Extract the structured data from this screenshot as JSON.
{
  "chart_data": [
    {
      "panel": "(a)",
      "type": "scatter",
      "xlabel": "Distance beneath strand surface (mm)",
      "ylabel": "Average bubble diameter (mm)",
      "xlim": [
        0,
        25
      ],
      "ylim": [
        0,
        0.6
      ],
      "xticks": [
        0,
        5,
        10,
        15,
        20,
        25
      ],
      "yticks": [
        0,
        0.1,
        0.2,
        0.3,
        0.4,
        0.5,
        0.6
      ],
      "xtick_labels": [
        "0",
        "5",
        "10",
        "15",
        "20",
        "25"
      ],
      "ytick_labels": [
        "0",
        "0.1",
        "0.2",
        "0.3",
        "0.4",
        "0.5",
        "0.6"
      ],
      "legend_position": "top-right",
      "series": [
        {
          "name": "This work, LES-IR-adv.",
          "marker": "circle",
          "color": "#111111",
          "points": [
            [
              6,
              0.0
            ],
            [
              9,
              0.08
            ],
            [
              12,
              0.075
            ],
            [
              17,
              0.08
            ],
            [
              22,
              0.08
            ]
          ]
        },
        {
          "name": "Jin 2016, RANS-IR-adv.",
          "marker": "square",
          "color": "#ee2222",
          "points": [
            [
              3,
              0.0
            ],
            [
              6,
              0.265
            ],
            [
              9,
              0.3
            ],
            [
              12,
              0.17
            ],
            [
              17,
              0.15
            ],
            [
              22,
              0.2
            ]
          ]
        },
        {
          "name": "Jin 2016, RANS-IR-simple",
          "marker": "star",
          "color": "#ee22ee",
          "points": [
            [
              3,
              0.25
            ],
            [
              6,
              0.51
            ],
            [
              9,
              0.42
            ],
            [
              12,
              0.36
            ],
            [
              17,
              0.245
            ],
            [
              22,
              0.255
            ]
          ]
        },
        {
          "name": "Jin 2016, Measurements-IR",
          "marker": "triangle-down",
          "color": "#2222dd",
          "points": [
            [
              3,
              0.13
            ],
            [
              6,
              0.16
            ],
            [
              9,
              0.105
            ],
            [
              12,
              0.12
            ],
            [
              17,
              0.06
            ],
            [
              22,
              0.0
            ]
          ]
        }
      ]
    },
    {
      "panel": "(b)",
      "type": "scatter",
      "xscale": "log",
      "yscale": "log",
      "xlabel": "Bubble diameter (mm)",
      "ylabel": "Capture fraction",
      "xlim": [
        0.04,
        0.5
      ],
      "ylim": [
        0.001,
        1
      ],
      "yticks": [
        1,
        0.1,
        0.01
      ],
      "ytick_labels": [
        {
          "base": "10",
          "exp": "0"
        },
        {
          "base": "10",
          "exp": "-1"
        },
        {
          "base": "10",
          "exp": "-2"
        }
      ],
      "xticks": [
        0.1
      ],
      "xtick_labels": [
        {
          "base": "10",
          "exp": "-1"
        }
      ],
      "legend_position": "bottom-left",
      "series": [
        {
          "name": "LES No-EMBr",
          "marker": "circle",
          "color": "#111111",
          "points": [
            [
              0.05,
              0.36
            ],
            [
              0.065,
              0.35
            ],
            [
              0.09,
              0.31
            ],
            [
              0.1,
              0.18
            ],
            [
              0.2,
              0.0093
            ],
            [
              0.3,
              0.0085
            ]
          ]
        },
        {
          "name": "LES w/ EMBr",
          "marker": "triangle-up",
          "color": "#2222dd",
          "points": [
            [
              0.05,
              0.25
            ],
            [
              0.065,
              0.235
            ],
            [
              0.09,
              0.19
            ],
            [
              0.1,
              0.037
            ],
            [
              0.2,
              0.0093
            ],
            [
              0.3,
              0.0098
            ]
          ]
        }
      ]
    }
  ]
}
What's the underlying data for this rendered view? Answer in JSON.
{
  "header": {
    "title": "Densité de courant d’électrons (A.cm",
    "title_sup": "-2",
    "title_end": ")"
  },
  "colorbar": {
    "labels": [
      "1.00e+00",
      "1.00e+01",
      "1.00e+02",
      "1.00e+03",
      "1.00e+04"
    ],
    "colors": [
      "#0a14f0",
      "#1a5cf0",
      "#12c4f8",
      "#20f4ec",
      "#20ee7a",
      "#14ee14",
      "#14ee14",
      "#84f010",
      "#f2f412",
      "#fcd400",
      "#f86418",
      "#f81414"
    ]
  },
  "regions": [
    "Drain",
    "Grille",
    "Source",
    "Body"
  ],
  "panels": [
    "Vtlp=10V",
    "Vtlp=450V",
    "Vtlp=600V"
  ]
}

========

_Work instructions_
Each line holding "ylabel" must be found and copied.

_Answer to the task_
      "ylabel": "Average bubble diameter (mm)",
      "ylabel": "Capture fraction",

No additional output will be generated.